:: What you should do ::
Exclude the pictures and retype the entries as written.

:: Data listing ::

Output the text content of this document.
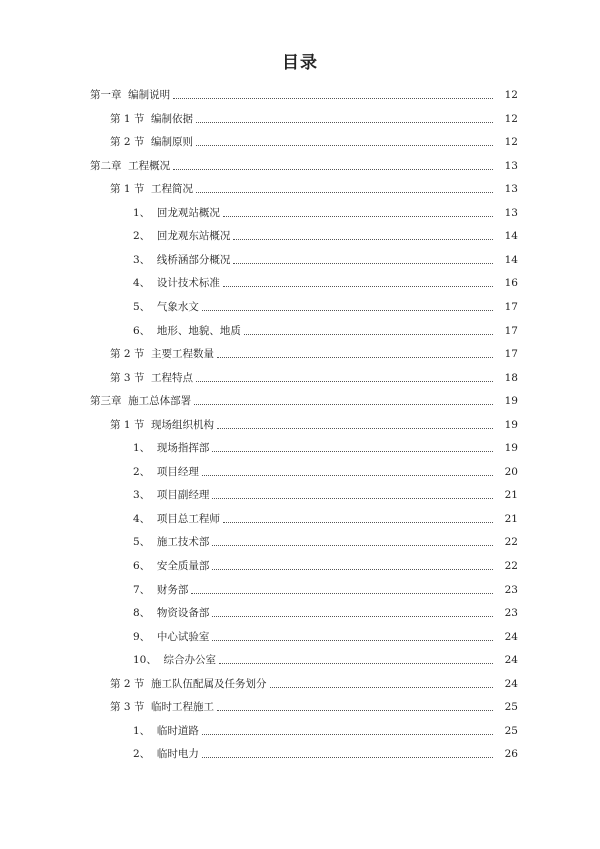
目录
第一章  编制说明	12
第 1 节  编制依据	12
第 2 节  编制原则	12
第二章  工程概况	13
第 1 节  工程简况	13
1、  回龙观站概况	13
2、  回龙观东站概况	14
3、  线桥涵部分概况	14
4、  设计技术标准	16
5、  气象水文	17
6、  地形、地貌、地质	17
第 2 节  主要工程数量	17
第 3 节  工程特点	18
第三章  施工总体部署	19
第 1 节  现场组织机构	19
1、  现场指挥部	19
2、  项目经理	20
3、  项目副经理	21
4、  项目总工程师	21
5、  施工技术部	22
6、  安全质量部	22
7、  财务部	23
8、  物资设备部	23
9、  中心试验室	24
10、  综合办公室	24
第 2 节  施工队伍配属及任务划分	24
第 3 节  临时工程施工	25
1、  临时道路	25
2、  临时电力	26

:: Answer to the exercise ::
Output the text content of this document.
目录
第一章  编制说明	12
第 1 节  编制依据	12
第 2 节  编制原则	12
第二章  工程概况	13
第 1 节  工程简况	13
1、  回龙观站概况	13
2、  回龙观东站概况	14
3、  线桥涵部分概况	14
4、  设计技术标准	16
5、  气象水文	17
6、  地形、地貌、地质	17
第 2 节  主要工程数量	17
第 3 节  工程特点	18
第三章  施工总体部署	19
第 1 节  现场组织机构	19
1、  现场指挥部	19
2、  项目经理	20
3、  项目副经理	21
4、  项目总工程师	21
5、  施工技术部	22
6、  安全质量部	22
7、  财务部	23
8、  物资设备部	23
9、  中心试验室	24
10、  综合办公室	24
第 2 节  施工队伍配属及任务划分	24
第 3 节  临时工程施工	25
1、  临时道路	25
2、  临时电力	26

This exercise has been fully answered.